Dataset listings of figures
Start of Block

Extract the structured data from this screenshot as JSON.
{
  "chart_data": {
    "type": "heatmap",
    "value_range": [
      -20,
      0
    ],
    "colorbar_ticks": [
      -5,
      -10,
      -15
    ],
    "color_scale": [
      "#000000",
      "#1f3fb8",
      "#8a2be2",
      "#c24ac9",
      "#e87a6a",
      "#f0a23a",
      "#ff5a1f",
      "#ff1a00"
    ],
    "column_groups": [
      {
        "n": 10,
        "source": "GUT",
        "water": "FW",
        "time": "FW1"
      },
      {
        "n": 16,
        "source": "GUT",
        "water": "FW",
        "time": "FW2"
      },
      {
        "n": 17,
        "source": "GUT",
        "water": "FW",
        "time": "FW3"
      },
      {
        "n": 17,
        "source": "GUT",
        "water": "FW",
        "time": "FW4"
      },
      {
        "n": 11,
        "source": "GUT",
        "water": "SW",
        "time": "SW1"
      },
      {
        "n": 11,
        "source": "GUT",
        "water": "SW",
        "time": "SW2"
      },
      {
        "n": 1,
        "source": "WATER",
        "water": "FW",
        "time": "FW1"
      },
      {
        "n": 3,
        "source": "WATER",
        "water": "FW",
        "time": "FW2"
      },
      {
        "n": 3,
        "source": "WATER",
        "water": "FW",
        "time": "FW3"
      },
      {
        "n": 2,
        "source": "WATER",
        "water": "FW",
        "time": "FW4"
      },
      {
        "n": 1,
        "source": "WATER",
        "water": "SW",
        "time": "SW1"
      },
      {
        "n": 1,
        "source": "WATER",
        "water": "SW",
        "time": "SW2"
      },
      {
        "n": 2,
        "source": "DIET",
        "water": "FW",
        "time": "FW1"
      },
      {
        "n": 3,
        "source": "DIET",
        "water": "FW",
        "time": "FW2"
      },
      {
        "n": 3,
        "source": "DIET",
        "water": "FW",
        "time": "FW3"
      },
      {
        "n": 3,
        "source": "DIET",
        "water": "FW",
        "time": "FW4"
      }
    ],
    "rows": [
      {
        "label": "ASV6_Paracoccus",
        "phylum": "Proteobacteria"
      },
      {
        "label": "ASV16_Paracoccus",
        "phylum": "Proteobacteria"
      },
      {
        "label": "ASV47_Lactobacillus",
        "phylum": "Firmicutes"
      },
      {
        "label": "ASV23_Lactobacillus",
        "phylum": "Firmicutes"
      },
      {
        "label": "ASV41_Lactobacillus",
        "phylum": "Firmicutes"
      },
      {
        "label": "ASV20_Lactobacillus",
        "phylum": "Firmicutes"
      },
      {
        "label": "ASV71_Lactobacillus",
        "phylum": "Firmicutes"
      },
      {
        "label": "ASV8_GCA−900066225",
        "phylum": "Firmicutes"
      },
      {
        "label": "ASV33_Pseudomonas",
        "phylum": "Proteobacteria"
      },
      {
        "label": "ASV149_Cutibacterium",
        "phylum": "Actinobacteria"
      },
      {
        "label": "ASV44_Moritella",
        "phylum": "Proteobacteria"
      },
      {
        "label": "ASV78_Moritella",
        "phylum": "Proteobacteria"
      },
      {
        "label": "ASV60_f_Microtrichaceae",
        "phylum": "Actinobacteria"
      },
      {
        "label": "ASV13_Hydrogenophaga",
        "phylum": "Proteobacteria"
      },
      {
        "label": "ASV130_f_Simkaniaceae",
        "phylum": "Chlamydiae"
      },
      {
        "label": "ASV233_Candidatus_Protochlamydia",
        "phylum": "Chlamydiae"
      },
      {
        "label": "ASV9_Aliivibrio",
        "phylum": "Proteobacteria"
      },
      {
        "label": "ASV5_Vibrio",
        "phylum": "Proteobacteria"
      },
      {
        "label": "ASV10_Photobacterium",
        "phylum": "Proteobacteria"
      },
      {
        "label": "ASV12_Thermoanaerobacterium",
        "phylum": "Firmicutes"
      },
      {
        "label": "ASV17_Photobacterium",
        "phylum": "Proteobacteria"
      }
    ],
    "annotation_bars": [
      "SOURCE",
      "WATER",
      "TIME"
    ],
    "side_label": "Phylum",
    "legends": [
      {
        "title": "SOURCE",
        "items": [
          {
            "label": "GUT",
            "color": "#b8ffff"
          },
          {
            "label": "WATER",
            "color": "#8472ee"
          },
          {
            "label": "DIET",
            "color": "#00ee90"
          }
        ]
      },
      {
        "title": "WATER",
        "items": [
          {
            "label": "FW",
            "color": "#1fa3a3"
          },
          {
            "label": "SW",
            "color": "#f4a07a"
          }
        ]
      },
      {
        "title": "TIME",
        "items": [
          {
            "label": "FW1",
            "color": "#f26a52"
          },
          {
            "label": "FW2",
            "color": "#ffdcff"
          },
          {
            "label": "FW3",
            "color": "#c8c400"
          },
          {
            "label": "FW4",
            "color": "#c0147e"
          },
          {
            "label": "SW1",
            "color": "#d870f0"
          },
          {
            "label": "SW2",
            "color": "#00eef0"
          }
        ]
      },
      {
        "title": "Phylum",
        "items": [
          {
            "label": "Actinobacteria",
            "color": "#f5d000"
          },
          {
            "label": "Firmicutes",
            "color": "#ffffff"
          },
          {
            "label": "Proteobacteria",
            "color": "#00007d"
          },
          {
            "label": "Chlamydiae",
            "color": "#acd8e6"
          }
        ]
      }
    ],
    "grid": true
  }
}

End of Block

Could you transcribe all of the data exactly as it is given?

Extract the structured data from this screenshot as JSON.
{
  "chart_data": {
    "type": "heatmap",
    "value_range": [
      -20,
      0
    ],
    "colorbar_ticks": [
      -5,
      -10,
      -15
    ],
    "color_scale": [
      "#000000",
      "#1f3fb8",
      "#8a2be2",
      "#c24ac9",
      "#e87a6a",
      "#f0a23a",
      "#ff5a1f",
      "#ff1a00"
    ],
    "column_groups": [
      {
        "n": 10,
        "source": "GUT",
        "water": "FW",
        "time": "FW1"
      },
      {
        "n": 16,
        "source": "GUT",
        "water": "FW",
        "time": "FW2"
      },
      {
        "n": 17,
        "source": "GUT",
        "water": "FW",
        "time": "FW3"
      },
      {
        "n": 17,
        "source": "GUT",
        "water": "FW",
        "time": "FW4"
      },
      {
        "n": 11,
        "source": "GUT",
        "water": "SW",
        "time": "SW1"
      },
      {
        "n": 11,
        "source": "GUT",
        "water": "SW",
        "time": "SW2"
      },
      {
        "n": 1,
        "source": "WATER",
        "water": "FW",
        "time": "FW1"
      },
      {
        "n": 3,
        "source": "WATER",
        "water": "FW",
        "time": "FW2"
      },
      {
        "n": 3,
        "source": "WATER",
        "water": "FW",
        "time": "FW3"
      },
      {
        "n": 2,
        "source": "WATER",
        "water": "FW",
        "time": "FW4"
      },
      {
        "n": 1,
        "source": "WATER",
        "water": "SW",
        "time": "SW1"
      },
      {
        "n": 1,
        "source": "WATER",
        "water": "SW",
        "time": "SW2"
      },
      {
        "n": 2,
        "source": "DIET",
        "water": "FW",
        "time": "FW1"
      },
      {
        "n": 3,
        "source": "DIET",
        "water": "FW",
        "time": "FW2"
      },
      {
        "n": 3,
        "source": "DIET",
        "water": "FW",
        "time": "FW3"
      },
      {
        "n": 3,
        "source": "DIET",
        "water": "FW",
        "time": "FW4"
      }
    ],
    "rows": [
      {
        "label": "ASV6_Paracoccus",
        "phylum": "Proteobacteria"
      },
      {
        "label": "ASV16_Paracoccus",
        "phylum": "Proteobacteria"
      },
      {
        "label": "ASV47_Lactobacillus",
        "phylum": "Firmicutes"
      },
      {
        "label": "ASV23_Lactobacillus",
        "phylum": "Firmicutes"
      },
      {
        "label": "ASV41_Lactobacillus",
        "phylum": "Firmicutes"
      },
      {
        "label": "ASV20_Lactobacillus",
        "phylum": "Firmicutes"
      },
      {
        "label": "ASV71_Lactobacillus",
        "phylum": "Firmicutes"
      },
      {
        "label": "ASV8_GCA−900066225",
        "phylum": "Firmicutes"
      },
      {
        "label": "ASV33_Pseudomonas",
        "phylum": "Proteobacteria"
      },
      {
        "label": "ASV149_Cutibacterium",
        "phylum": "Actinobacteria"
      },
      {
        "label": "ASV44_Moritella",
        "phylum": "Proteobacteria"
      },
      {
        "label": "ASV78_Moritella",
        "phylum": "Proteobacteria"
      },
      {
        "label": "ASV60_f_Microtrichaceae",
        "phylum": "Actinobacteria"
      },
      {
        "label": "ASV13_Hydrogenophaga",
        "phylum": "Proteobacteria"
      },
      {
        "label": "ASV130_f_Simkaniaceae",
        "phylum": "Chlamydiae"
      },
      {
        "label": "ASV233_Candidatus_Protochlamydia",
        "phylum": "Chlamydiae"
      },
      {
        "label": "ASV9_Aliivibrio",
        "phylum": "Proteobacteria"
      },
      {
        "label": "ASV5_Vibrio",
        "phylum": "Proteobacteria"
      },
      {
        "label": "ASV10_Photobacterium",
        "phylum": "Proteobacteria"
      },
      {
        "label": "ASV12_Thermoanaerobacterium",
        "phylum": "Firmicutes"
      },
      {
        "label": "ASV17_Photobacterium",
        "phylum": "Proteobacteria"
      }
    ],
    "annotation_bars": [
      "SOURCE",
      "WATER",
      "TIME"
    ],
    "side_label": "Phylum",
    "legends": [
      {
        "title": "SOURCE",
        "items": [
          {
            "label": "GUT",
            "color": "#b8ffff"
          },
          {
            "label": "WATER",
            "color": "#8472ee"
          },
          {
            "label": "DIET",
            "color": "#00ee90"
          }
        ]
      },
      {
        "title": "WATER",
        "items": [
          {
            "label": "FW",
            "color": "#1fa3a3"
          },
          {
            "label": "SW",
            "color": "#f4a07a"
          }
        ]
      },
      {
        "title": "TIME",
        "items": [
          {
            "label": "FW1",
            "color": "#f26a52"
          },
          {
            "label": "FW2",
            "color": "#ffdcff"
          },
          {
            "label": "FW3",
            "color": "#c8c400"
          },
          {
            "label": "FW4",
            "color": "#c0147e"
          },
          {
            "label": "SW1",
            "color": "#d870f0"
          },
          {
            "label": "SW2",
            "color": "#00eef0"
          }
        ]
      },
      {
        "title": "Phylum",
        "items": [
          {
            "label": "Actinobacteria",
            "color": "#f5d000"
          },
          {
            "label": "Firmicutes",
            "color": "#ffffff"
          },
          {
            "label": "Proteobacteria",
            "color": "#00007d"
          },
          {
            "label": "Chlamydiae",
            "color": "#acd8e6"
          }
        ]
      }
    ],
    "grid": true
  }
}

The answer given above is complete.